• Stated problem:
From the listing below, copy every line with the word "linuxiac".
Start of Input material
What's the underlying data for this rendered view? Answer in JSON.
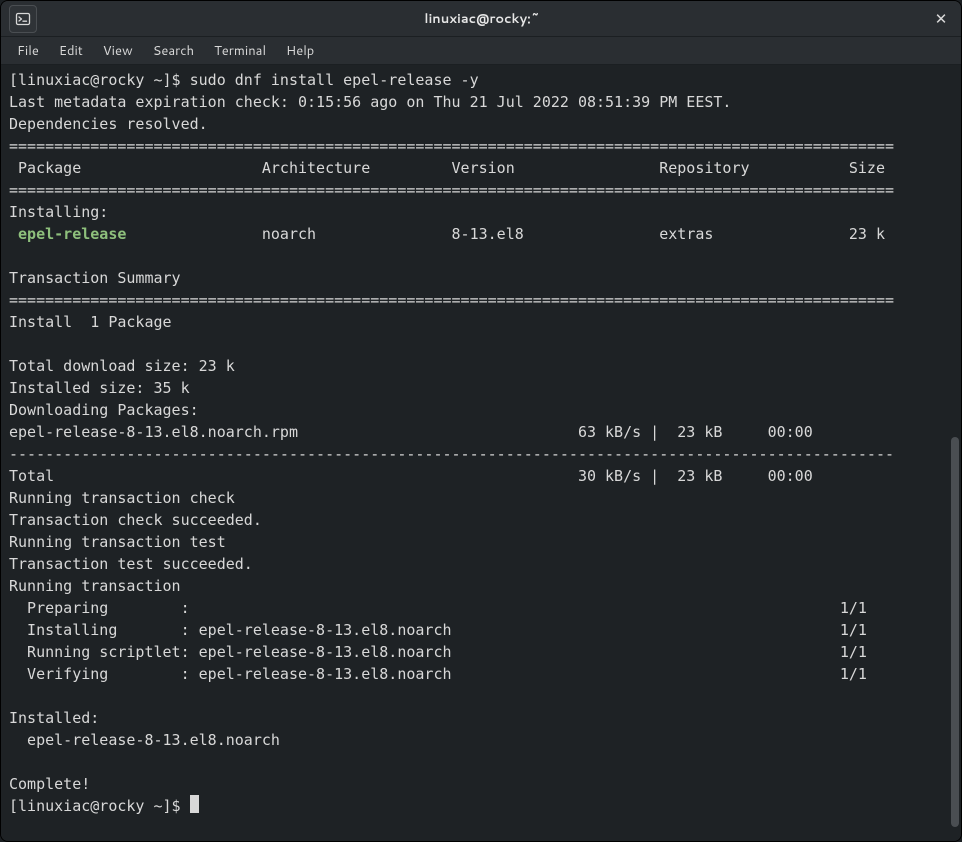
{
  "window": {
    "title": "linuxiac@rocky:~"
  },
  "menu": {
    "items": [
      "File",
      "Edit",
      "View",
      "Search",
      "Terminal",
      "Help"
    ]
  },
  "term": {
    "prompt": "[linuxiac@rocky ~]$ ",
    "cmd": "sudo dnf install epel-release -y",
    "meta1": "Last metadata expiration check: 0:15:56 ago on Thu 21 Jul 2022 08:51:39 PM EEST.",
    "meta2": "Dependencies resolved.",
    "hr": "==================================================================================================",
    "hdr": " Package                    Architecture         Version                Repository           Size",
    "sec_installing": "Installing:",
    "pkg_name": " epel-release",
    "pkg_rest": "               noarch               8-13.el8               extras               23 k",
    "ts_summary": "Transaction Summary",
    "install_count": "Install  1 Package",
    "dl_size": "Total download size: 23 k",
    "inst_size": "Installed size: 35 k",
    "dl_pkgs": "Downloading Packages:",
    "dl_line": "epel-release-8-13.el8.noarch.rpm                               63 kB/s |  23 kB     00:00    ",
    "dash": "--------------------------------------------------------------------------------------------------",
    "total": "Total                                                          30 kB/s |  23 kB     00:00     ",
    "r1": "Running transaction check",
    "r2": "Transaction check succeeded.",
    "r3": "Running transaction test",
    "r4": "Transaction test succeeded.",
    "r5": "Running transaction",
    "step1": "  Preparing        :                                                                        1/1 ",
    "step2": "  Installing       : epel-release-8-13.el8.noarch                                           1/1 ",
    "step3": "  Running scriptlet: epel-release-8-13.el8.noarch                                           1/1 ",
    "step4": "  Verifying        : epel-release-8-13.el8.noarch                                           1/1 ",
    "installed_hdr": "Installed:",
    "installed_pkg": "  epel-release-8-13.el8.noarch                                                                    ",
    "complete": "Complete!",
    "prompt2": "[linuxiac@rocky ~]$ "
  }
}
End of Input material
Start of Input material
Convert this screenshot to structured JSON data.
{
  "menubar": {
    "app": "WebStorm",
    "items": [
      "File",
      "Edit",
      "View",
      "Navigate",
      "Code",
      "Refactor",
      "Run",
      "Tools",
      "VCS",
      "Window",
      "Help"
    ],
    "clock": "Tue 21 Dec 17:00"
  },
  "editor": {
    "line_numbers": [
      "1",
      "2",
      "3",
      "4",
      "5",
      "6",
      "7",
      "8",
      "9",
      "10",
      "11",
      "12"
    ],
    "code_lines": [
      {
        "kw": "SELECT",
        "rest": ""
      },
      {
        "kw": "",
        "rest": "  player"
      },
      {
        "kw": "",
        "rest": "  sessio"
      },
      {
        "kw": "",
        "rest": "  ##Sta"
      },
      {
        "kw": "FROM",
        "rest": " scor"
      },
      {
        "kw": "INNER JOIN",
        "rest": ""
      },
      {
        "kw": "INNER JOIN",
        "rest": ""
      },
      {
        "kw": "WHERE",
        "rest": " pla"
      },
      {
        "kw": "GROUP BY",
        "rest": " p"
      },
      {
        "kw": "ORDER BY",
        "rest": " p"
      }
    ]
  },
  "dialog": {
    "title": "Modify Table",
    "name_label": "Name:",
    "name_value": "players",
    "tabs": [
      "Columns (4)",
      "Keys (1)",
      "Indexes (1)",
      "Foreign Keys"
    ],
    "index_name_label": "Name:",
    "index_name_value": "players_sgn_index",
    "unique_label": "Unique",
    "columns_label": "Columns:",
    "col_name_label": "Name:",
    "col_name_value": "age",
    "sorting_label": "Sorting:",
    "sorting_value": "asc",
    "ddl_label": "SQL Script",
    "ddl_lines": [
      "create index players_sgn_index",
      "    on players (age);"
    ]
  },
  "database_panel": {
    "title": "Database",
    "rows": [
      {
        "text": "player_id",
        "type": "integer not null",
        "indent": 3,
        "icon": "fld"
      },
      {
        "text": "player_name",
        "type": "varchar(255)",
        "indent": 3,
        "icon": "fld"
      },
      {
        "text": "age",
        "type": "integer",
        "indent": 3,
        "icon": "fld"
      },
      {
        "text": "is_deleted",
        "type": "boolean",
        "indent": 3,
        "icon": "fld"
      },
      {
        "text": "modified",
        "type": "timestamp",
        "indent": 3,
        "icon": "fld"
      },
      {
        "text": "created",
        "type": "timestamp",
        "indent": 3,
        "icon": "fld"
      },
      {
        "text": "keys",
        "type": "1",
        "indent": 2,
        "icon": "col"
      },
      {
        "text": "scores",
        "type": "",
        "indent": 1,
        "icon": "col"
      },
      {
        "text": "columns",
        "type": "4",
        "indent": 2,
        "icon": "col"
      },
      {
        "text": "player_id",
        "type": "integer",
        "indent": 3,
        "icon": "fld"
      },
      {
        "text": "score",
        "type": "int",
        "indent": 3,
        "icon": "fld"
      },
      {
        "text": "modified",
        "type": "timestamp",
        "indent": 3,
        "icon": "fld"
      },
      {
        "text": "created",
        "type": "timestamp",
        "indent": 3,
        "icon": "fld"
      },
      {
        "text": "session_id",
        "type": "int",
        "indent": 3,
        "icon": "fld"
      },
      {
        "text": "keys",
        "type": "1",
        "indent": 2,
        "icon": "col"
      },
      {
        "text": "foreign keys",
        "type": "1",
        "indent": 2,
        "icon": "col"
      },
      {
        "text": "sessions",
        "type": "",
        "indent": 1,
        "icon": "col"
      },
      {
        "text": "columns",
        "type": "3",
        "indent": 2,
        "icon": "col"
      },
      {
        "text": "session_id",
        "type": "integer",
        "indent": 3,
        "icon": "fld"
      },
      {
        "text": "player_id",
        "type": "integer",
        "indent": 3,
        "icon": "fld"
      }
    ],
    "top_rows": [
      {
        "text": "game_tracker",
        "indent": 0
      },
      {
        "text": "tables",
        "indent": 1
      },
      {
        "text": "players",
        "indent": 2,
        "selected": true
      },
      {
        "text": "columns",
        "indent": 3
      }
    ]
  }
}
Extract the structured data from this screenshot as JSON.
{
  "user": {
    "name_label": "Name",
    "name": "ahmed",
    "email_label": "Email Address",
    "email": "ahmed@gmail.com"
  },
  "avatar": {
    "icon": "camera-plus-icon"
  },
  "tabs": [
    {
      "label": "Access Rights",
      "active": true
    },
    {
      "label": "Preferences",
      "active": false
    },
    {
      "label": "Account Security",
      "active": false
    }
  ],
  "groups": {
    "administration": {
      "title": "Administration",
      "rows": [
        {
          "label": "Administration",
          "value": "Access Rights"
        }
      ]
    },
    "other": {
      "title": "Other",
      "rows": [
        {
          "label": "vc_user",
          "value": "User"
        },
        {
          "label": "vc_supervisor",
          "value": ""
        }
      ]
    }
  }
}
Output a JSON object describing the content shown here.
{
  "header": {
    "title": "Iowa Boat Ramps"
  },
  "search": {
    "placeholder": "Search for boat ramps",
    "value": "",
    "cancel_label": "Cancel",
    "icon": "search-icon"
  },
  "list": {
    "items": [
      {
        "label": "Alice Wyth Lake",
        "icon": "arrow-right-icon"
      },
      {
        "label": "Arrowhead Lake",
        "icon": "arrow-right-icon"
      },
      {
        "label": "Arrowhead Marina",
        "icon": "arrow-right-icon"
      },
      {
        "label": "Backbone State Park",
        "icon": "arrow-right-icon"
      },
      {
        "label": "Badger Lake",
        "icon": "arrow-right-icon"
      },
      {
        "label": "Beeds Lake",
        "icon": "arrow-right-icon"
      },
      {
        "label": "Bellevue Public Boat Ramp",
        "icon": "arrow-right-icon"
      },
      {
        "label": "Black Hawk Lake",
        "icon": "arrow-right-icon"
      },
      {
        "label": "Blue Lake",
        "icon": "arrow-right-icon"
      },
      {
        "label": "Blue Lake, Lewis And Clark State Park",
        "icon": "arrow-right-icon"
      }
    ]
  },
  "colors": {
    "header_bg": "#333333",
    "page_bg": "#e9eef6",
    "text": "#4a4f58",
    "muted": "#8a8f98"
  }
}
End of Input material
Start of Input material
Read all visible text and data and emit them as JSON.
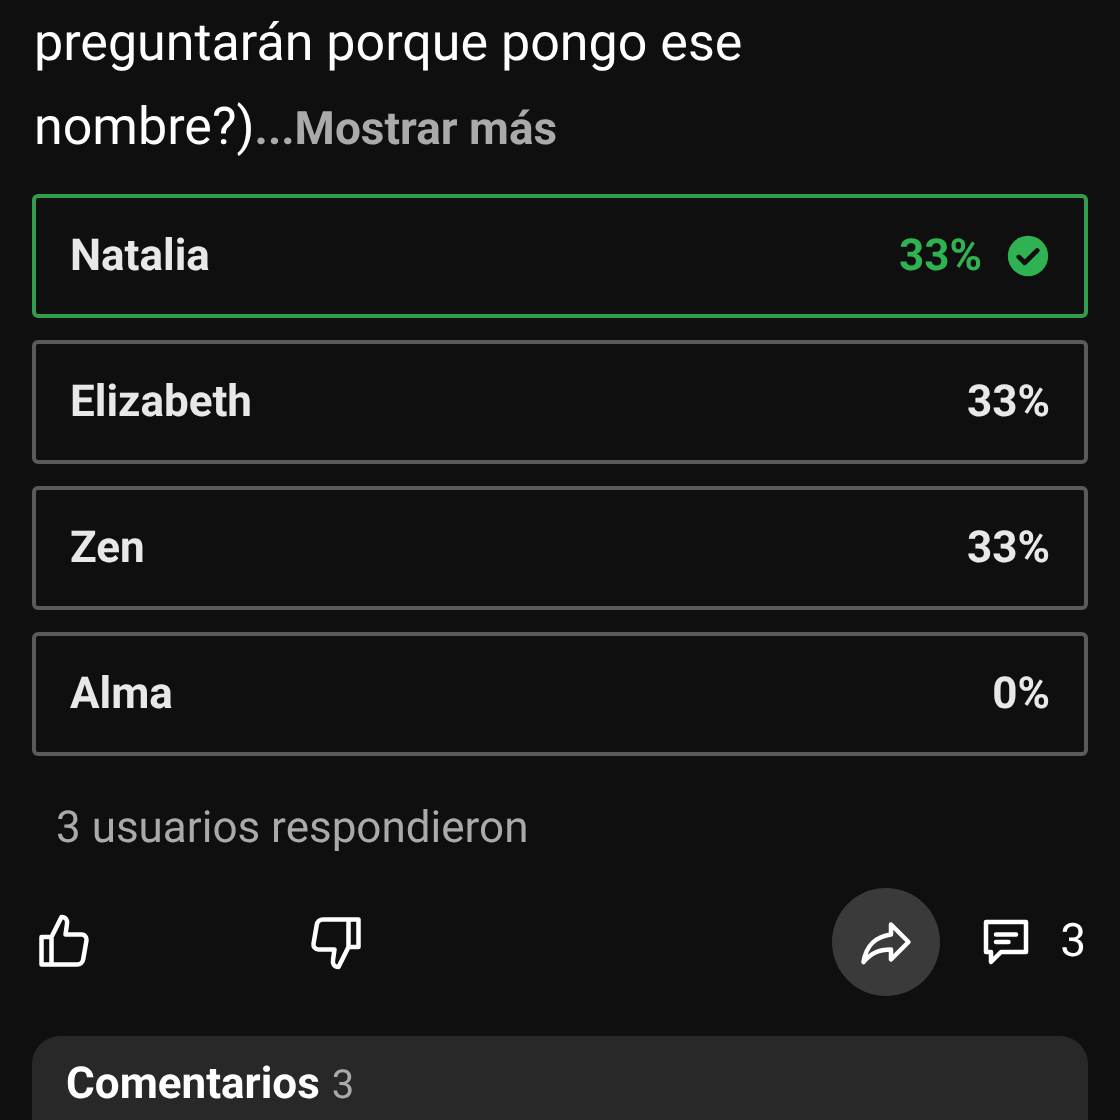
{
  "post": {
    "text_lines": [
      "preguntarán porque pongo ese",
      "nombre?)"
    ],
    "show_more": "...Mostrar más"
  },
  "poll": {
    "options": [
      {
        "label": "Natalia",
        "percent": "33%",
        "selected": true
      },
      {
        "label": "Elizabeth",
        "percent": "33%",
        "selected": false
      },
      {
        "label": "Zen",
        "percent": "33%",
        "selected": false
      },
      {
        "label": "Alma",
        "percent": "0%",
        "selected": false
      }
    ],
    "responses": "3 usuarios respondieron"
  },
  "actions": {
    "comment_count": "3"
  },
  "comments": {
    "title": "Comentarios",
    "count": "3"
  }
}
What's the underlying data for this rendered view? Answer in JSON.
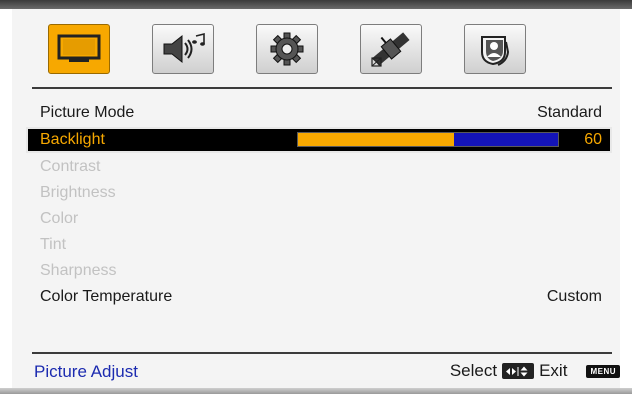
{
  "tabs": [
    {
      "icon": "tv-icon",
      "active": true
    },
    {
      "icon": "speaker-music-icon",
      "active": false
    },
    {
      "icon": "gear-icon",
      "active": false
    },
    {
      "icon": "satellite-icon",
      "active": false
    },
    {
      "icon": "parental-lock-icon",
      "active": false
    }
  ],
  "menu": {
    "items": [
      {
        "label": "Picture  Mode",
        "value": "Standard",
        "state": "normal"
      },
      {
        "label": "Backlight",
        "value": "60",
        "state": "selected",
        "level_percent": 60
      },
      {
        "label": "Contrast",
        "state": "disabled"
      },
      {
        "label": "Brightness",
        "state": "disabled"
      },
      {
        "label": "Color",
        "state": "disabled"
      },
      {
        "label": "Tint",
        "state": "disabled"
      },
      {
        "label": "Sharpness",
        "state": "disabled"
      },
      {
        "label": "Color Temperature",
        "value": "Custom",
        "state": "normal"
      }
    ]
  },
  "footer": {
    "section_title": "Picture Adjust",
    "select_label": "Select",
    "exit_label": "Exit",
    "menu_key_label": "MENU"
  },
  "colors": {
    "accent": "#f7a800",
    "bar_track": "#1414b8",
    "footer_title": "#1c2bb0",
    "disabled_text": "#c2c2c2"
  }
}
End of Input material
• Final result:
    "title": "linuxiac@rocky:~"
    "prompt": "[linuxiac@rocky ~]$ ",
    "prompt2": "[linuxiac@rocky ~]$ "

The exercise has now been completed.